Records that describe figures
______

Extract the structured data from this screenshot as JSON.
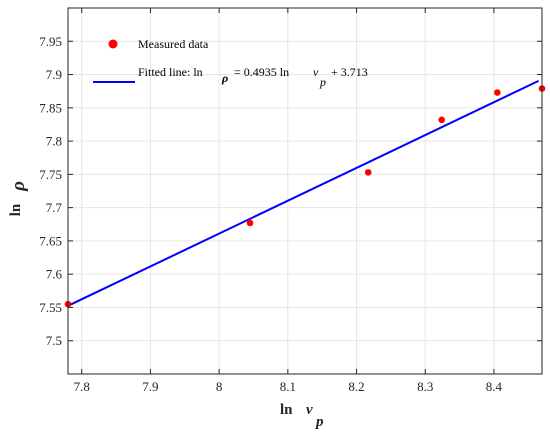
{
  "chart_data": {
    "type": "scatter",
    "xlim": [
      7.78,
      8.47
    ],
    "ylim": [
      7.45,
      8.0
    ],
    "xticks": [
      7.8,
      7.9,
      8.0,
      8.1,
      8.2,
      8.3,
      8.4
    ],
    "xtick_labels": [
      "7.8",
      "7.9",
      "8",
      "8.1",
      "8.2",
      "8.3",
      "8.4"
    ],
    "yticks": [
      7.5,
      7.55,
      7.6,
      7.65,
      7.7,
      7.75,
      7.8,
      7.85,
      7.9,
      7.95
    ],
    "ytick_labels": [
      "7.5",
      "7.55",
      "7.6",
      "7.65",
      "7.7",
      "7.75",
      "7.8",
      "7.85",
      "7.9",
      "7.95"
    ],
    "grid": true,
    "legend_position": "top-left",
    "xlabel": {
      "prefix": "ln",
      "symbol": "v",
      "subscript": "p"
    },
    "ylabel": {
      "prefix": "ln",
      "symbol": "ρ"
    },
    "series": [
      {
        "name": "Measured data",
        "kind": "scatter",
        "color": "#ff0000",
        "x": [
          7.78,
          8.045,
          8.217,
          8.324,
          8.405,
          8.47
        ],
        "y": [
          7.555,
          7.677,
          7.753,
          7.832,
          7.873,
          7.879
        ]
      },
      {
        "name": "Fitted line",
        "kind": "line",
        "color": "#0000ff",
        "slope": 0.4935,
        "intercept": 3.713,
        "legend": {
          "prefix": "Fitted line: ln",
          "symbol": "ρ",
          "mid": "= 0.4935 ln",
          "symbol2": "v",
          "subscript": "p",
          "suffix": "+ 3.713"
        }
      }
    ]
  }
}
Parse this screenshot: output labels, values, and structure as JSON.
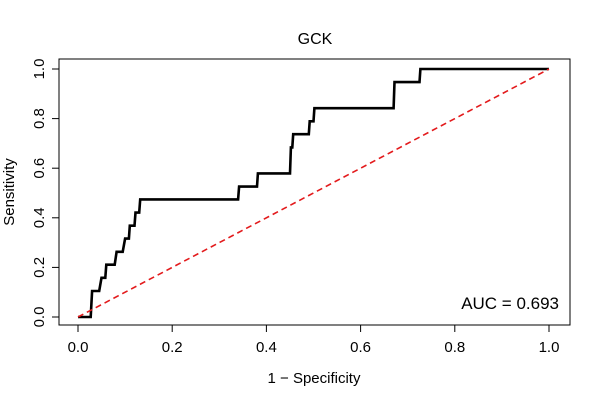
{
  "chart_data": {
    "type": "line",
    "title": "GCK",
    "xlabel": "1 − Specificity",
    "ylabel": "Sensitivity",
    "xlim": [
      0,
      1
    ],
    "ylim": [
      0,
      1
    ],
    "x_ticks": [
      "0.0",
      "0.2",
      "0.4",
      "0.6",
      "0.8",
      "1.0"
    ],
    "y_ticks": [
      "0.0",
      "0.2",
      "0.4",
      "0.6",
      "0.8",
      "1.0"
    ],
    "grid": false,
    "annotation": "AUC = 0.693",
    "series": [
      {
        "style": "solid",
        "color": "#000000",
        "points": [
          [
            0.0,
            0.0
          ],
          [
            0.027,
            0.0
          ],
          [
            0.03,
            0.105
          ],
          [
            0.045,
            0.105
          ],
          [
            0.05,
            0.158
          ],
          [
            0.058,
            0.158
          ],
          [
            0.06,
            0.211
          ],
          [
            0.078,
            0.211
          ],
          [
            0.082,
            0.263
          ],
          [
            0.095,
            0.263
          ],
          [
            0.1,
            0.316
          ],
          [
            0.108,
            0.316
          ],
          [
            0.11,
            0.368
          ],
          [
            0.12,
            0.368
          ],
          [
            0.122,
            0.421
          ],
          [
            0.13,
            0.421
          ],
          [
            0.132,
            0.474
          ],
          [
            0.34,
            0.474
          ],
          [
            0.342,
            0.526
          ],
          [
            0.38,
            0.526
          ],
          [
            0.382,
            0.579
          ],
          [
            0.45,
            0.579
          ],
          [
            0.452,
            0.684
          ],
          [
            0.455,
            0.684
          ],
          [
            0.457,
            0.737
          ],
          [
            0.49,
            0.737
          ],
          [
            0.492,
            0.789
          ],
          [
            0.5,
            0.789
          ],
          [
            0.502,
            0.842
          ],
          [
            0.67,
            0.842
          ],
          [
            0.672,
            0.947
          ],
          [
            0.725,
            0.947
          ],
          [
            0.727,
            1.0
          ],
          [
            1.0,
            1.0
          ]
        ]
      },
      {
        "style": "dashed",
        "color": "#e31a1c",
        "points": [
          [
            0.0,
            0.0
          ],
          [
            1.0,
            1.0
          ]
        ]
      }
    ]
  }
}
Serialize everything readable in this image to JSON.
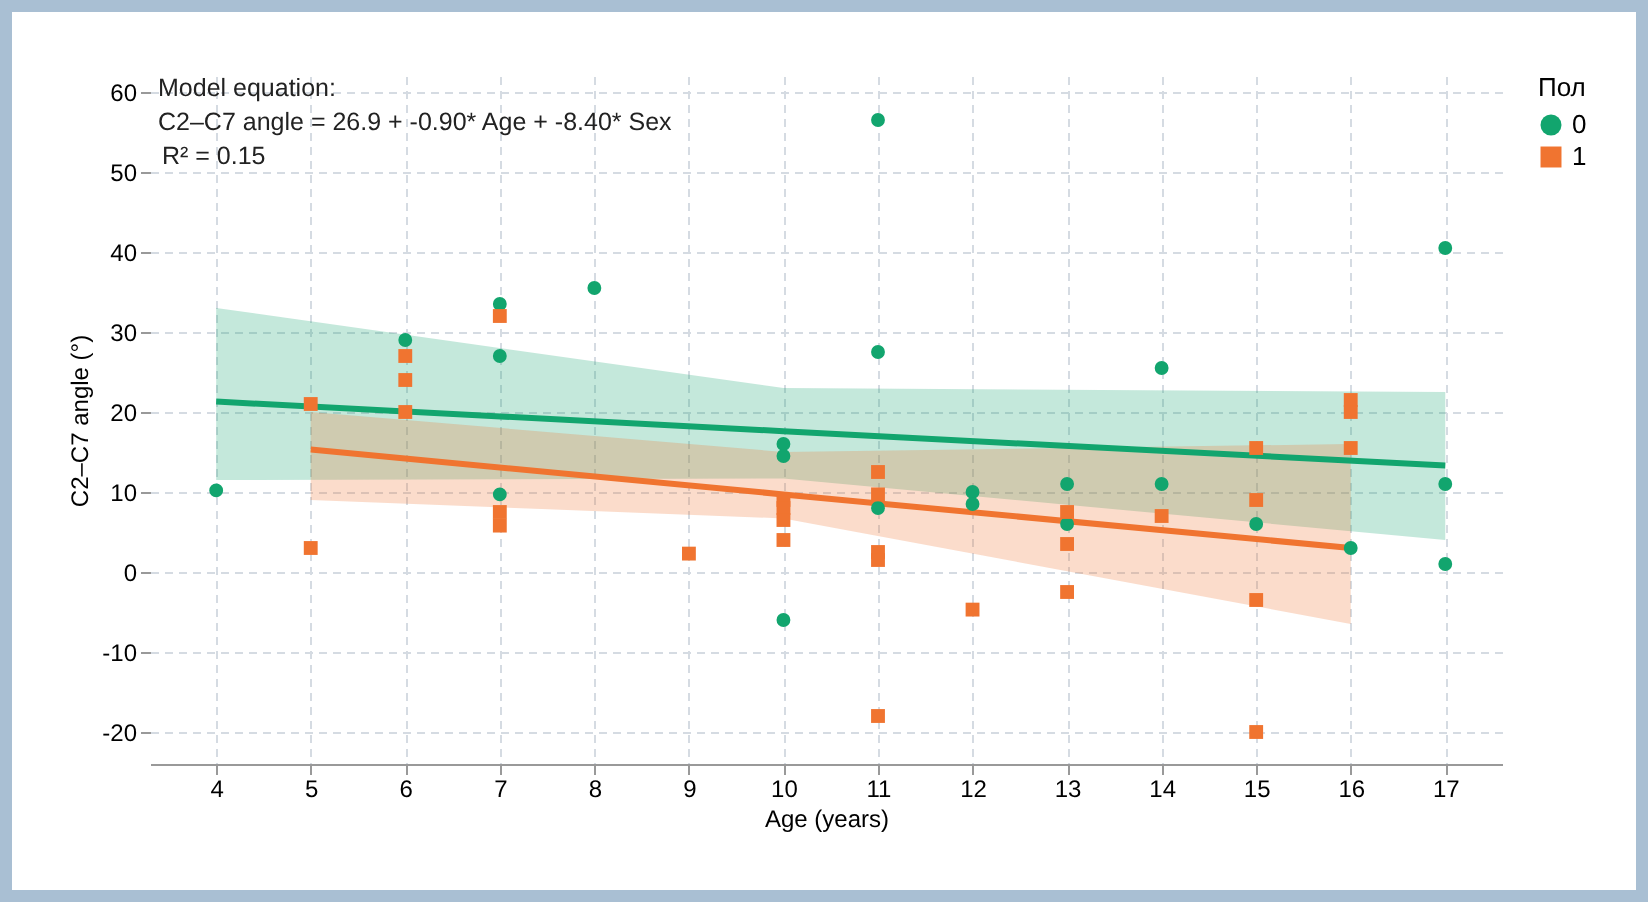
{
  "chart_data": {
    "type": "scatter",
    "xlabel": "Age (years)",
    "ylabel": "C2–C7 angle (°)",
    "legend_title": "Пол",
    "annotations": [
      "Model equation:",
      "C2–C7 angle = 26.9 + -0.90* Age + -8.40* Sex",
      "R² = 0.15"
    ],
    "xlim": [
      3.3,
      17.6
    ],
    "xticks": [
      4,
      5,
      6,
      7,
      8,
      9,
      10,
      11,
      12,
      13,
      14,
      15,
      16,
      17
    ],
    "ylim": [
      -24,
      62
    ],
    "yticks": [
      -20,
      -10,
      0,
      10,
      20,
      30,
      40,
      50,
      60
    ],
    "grid": true,
    "legend": "right",
    "series": [
      {
        "type": "line",
        "color": "#12a56e",
        "marker": "none",
        "line_style": "solid",
        "x": [
          4,
          10,
          17
        ],
        "values": [
          21.3,
          17.6,
          13.3
        ],
        "lower": [
          11.5,
          11.7,
          4
        ],
        "upper": [
          33,
          23,
          22.5
        ]
      },
      {
        "type": "line",
        "color": "#f07430",
        "marker": "none",
        "line_style": "solid",
        "x": [
          5,
          10,
          16
        ],
        "values": [
          15.3,
          9.7,
          3
        ],
        "lower": [
          9,
          6.7,
          -6.5
        ],
        "upper": [
          20,
          15,
          16
        ]
      },
      {
        "name": "0",
        "type": "scatter",
        "color": "#12a56e",
        "marker": "circle",
        "x": [
          4,
          6,
          7,
          7,
          7,
          8,
          10,
          10,
          10,
          11,
          11,
          11,
          12,
          12,
          13,
          13,
          14,
          14,
          15,
          16,
          17,
          17,
          17
        ],
        "values": [
          10.2,
          29,
          33.5,
          27,
          9.7,
          35.5,
          16,
          14.5,
          -6,
          56.5,
          27.5,
          8,
          10,
          8.5,
          11,
          6,
          25.5,
          11,
          6,
          3,
          40.5,
          11,
          1
        ]
      },
      {
        "name": "1",
        "type": "scatter",
        "color": "#f07430",
        "marker": "square",
        "x": [
          5,
          5,
          6,
          6,
          6,
          7,
          7,
          7,
          9,
          10,
          10,
          10,
          10,
          11,
          11,
          11,
          11,
          11,
          12,
          13,
          13,
          13,
          14,
          15,
          15,
          15,
          15,
          16,
          16,
          16
        ],
        "values": [
          21,
          3,
          27,
          24,
          20,
          32,
          7.5,
          5.8,
          2.3,
          9,
          8,
          6.5,
          4,
          12.5,
          9.7,
          2.5,
          1.5,
          -18,
          -4.7,
          7.5,
          3.5,
          -2.5,
          7,
          15.5,
          9,
          -3.5,
          -20,
          21.5,
          20,
          15.5
        ]
      }
    ]
  }
}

______

Set down all the entries exactly as they appear, but skip any pictures.

Extract the structured data from this screenshot as JSON.
{
  "chart_data": {
    "type": "scatter",
    "xlim": [
      7.78,
      8.47
    ],
    "ylim": [
      7.45,
      8.0
    ],
    "xticks": [
      7.8,
      7.9,
      8.0,
      8.1,
      8.2,
      8.3,
      8.4
    ],
    "xtick_labels": [
      "7.8",
      "7.9",
      "8",
      "8.1",
      "8.2",
      "8.3",
      "8.4"
    ],
    "yticks": [
      7.5,
      7.55,
      7.6,
      7.65,
      7.7,
      7.75,
      7.8,
      7.85,
      7.9,
      7.95
    ],
    "ytick_labels": [
      "7.5",
      "7.55",
      "7.6",
      "7.65",
      "7.7",
      "7.75",
      "7.8",
      "7.85",
      "7.9",
      "7.95"
    ],
    "grid": true,
    "legend_position": "top-left",
    "xlabel": {
      "prefix": "ln",
      "symbol": "v",
      "subscript": "p"
    },
    "ylabel": {
      "prefix": "ln",
      "symbol": "ρ"
    },
    "series": [
      {
        "name": "Measured data",
        "kind": "scatter",
        "color": "#ff0000",
        "x": [
          7.78,
          8.045,
          8.217,
          8.324,
          8.405,
          8.47
        ],
        "y": [
          7.555,
          7.677,
          7.753,
          7.832,
          7.873,
          7.879
        ]
      },
      {
        "name": "Fitted line",
        "kind": "line",
        "color": "#0000ff",
        "slope": 0.4935,
        "intercept": 3.713,
        "legend": {
          "prefix": "Fitted line: ln",
          "symbol": "ρ",
          "mid": "= 0.4935 ln",
          "symbol2": "v",
          "subscript": "p",
          "suffix": "+ 3.713"
        }
      }
    ]
  }
}
Parse this screenshot: output labels, values, and structure as JSON.
{
  "chart_data": {
    "type": "line",
    "title": "GCK",
    "xlabel": "1 − Specificity",
    "ylabel": "Sensitivity",
    "xlim": [
      0,
      1
    ],
    "ylim": [
      0,
      1
    ],
    "x_ticks": [
      "0.0",
      "0.2",
      "0.4",
      "0.6",
      "0.8",
      "1.0"
    ],
    "y_ticks": [
      "0.0",
      "0.2",
      "0.4",
      "0.6",
      "0.8",
      "1.0"
    ],
    "grid": false,
    "annotation": "AUC = 0.693",
    "series": [
      {
        "style": "solid",
        "color": "#000000",
        "points": [
          [
            0.0,
            0.0
          ],
          [
            0.027,
            0.0
          ],
          [
            0.03,
            0.105
          ],
          [
            0.045,
            0.105
          ],
          [
            0.05,
            0.158
          ],
          [
            0.058,
            0.158
          ],
          [
            0.06,
            0.211
          ],
          [
            0.078,
            0.211
          ],
          [
            0.082,
            0.263
          ],
          [
            0.095,
            0.263
          ],
          [
            0.1,
            0.316
          ],
          [
            0.108,
            0.316
          ],
          [
            0.11,
            0.368
          ],
          [
            0.12,
            0.368
          ],
          [
            0.122,
            0.421
          ],
          [
            0.13,
            0.421
          ],
          [
            0.132,
            0.474
          ],
          [
            0.34,
            0.474
          ],
          [
            0.342,
            0.526
          ],
          [
            0.38,
            0.526
          ],
          [
            0.382,
            0.579
          ],
          [
            0.45,
            0.579
          ],
          [
            0.452,
            0.684
          ],
          [
            0.455,
            0.684
          ],
          [
            0.457,
            0.737
          ],
          [
            0.49,
            0.737
          ],
          [
            0.492,
            0.789
          ],
          [
            0.5,
            0.789
          ],
          [
            0.502,
            0.842
          ],
          [
            0.67,
            0.842
          ],
          [
            0.672,
            0.947
          ],
          [
            0.725,
            0.947
          ],
          [
            0.727,
            1.0
          ],
          [
            1.0,
            1.0
          ]
        ]
      },
      {
        "style": "dashed",
        "color": "#e31a1c",
        "points": [
          [
            0.0,
            0.0
          ],
          [
            1.0,
            1.0
          ]
        ]
      }
    ]
  }
}
Serialize everything readable in this image to JSON.
{
  "chart_data": {
    "type": "scatter",
    "xlabel": "Age (years)",
    "ylabel": "C2–C7 angle (°)",
    "legend_title": "Пол",
    "annotations": [
      "Model equation:",
      "C2–C7 angle = 26.9 + -0.90* Age + -8.40* Sex",
      "R² = 0.15"
    ],
    "xlim": [
      3.3,
      17.6
    ],
    "xticks": [
      4,
      5,
      6,
      7,
      8,
      9,
      10,
      11,
      12,
      13,
      14,
      15,
      16,
      17
    ],
    "ylim": [
      -24,
      62
    ],
    "yticks": [
      -20,
      -10,
      0,
      10,
      20,
      30,
      40,
      50,
      60
    ],
    "grid": true,
    "legend": "right",
    "series": [
      {
        "type": "line",
        "color": "#12a56e",
        "marker": "none",
        "line_style": "solid",
        "x": [
          4,
          10,
          17
        ],
        "values": [
          21.3,
          17.6,
          13.3
        ],
        "lower": [
          11.5,
          11.7,
          4
        ],
        "upper": [
          33,
          23,
          22.5
        ]
      },
      {
        "type": "line",
        "color": "#f07430",
        "marker": "none",
        "line_style": "solid",
        "x": [
          5,
          10,
          16
        ],
        "values": [
          15.3,
          9.7,
          3
        ],
        "lower": [
          9,
          6.7,
          -6.5
        ],
        "upper": [
          20,
          15,
          16
        ]
      },
      {
        "name": "0",
        "type": "scatter",
        "color": "#12a56e",
        "marker": "circle",
        "x": [
          4,
          6,
          7,
          7,
          7,
          8,
          10,
          10,
          10,
          11,
          11,
          11,
          12,
          12,
          13,
          13,
          14,
          14,
          15,
          16,
          17,
          17,
          17
        ],
        "values": [
          10.2,
          29,
          33.5,
          27,
          9.7,
          35.5,
          16,
          14.5,
          -6,
          56.5,
          27.5,
          8,
          10,
          8.5,
          11,
          6,
          25.5,
          11,
          6,
          3,
          40.5,
          11,
          1
        ]
      },
      {
        "name": "1",
        "type": "scatter",
        "color": "#f07430",
        "marker": "square",
        "x": [
          5,
          5,
          6,
          6,
          6,
          7,
          7,
          7,
          9,
          10,
          10,
          10,
          10,
          11,
          11,
          11,
          11,
          11,
          12,
          13,
          13,
          13,
          14,
          15,
          15,
          15,
          15,
          16,
          16,
          16
        ],
        "values": [
          21,
          3,
          27,
          24,
          20,
          32,
          7.5,
          5.8,
          2.3,
          9,
          8,
          6.5,
          4,
          12.5,
          9.7,
          2.5,
          1.5,
          -18,
          -4.7,
          7.5,
          3.5,
          -2.5,
          7,
          15.5,
          9,
          -3.5,
          -20,
          21.5,
          20,
          15.5
        ]
      }
    ]
  }
}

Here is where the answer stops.